▶ [WHAT YOU SHOULD DO]:
From the entries that follow, copy each line in which "patientvård" appears.

Document text records:
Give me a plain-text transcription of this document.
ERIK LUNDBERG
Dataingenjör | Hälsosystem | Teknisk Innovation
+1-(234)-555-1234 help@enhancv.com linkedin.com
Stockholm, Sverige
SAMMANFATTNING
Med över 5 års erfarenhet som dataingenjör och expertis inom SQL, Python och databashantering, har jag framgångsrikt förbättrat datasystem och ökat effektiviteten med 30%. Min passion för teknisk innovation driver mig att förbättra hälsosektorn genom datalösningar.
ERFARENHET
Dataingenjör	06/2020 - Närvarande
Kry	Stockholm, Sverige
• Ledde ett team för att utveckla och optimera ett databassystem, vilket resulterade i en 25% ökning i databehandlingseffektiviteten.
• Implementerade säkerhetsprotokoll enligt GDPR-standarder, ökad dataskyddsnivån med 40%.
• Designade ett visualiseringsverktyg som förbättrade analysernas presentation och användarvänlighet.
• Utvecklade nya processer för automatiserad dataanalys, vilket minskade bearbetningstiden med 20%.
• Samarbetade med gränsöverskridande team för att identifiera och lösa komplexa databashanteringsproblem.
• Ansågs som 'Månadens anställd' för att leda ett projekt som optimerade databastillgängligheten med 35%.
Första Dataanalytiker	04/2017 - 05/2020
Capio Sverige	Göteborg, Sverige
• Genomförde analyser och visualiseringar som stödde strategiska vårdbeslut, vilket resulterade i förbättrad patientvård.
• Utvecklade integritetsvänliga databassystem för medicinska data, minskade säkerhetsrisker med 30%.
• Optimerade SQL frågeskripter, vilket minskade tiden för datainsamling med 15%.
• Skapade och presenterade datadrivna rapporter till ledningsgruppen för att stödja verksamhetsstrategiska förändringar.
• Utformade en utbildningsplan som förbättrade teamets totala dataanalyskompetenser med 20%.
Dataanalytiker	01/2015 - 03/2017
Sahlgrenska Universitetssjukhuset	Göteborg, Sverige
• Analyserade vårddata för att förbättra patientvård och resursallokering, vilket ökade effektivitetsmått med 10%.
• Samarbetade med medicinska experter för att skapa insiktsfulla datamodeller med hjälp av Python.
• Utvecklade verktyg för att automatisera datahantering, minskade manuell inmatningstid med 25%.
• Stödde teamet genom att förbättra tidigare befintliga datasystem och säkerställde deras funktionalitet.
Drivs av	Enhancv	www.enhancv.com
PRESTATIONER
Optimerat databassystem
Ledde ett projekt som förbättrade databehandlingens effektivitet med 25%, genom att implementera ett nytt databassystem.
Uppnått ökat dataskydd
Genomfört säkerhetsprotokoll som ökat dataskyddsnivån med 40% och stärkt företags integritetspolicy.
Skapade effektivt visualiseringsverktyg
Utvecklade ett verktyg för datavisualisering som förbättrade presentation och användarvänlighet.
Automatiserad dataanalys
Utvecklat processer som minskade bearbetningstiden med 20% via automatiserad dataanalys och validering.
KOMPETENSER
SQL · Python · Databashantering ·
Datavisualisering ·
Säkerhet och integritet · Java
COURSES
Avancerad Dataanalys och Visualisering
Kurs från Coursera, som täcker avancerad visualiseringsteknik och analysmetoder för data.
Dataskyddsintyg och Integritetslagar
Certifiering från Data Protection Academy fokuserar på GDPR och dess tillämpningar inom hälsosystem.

▶ [TASK SOLUTION]:
• Genomförde analyser och visualiseringar som stödde strategiska vårdbeslut, vilket resulterade i förbättrad patientvård.
• Analyserade vårddata för att förbättra patientvård och resursallokering, vilket ökade effektivitetsmått med 10%.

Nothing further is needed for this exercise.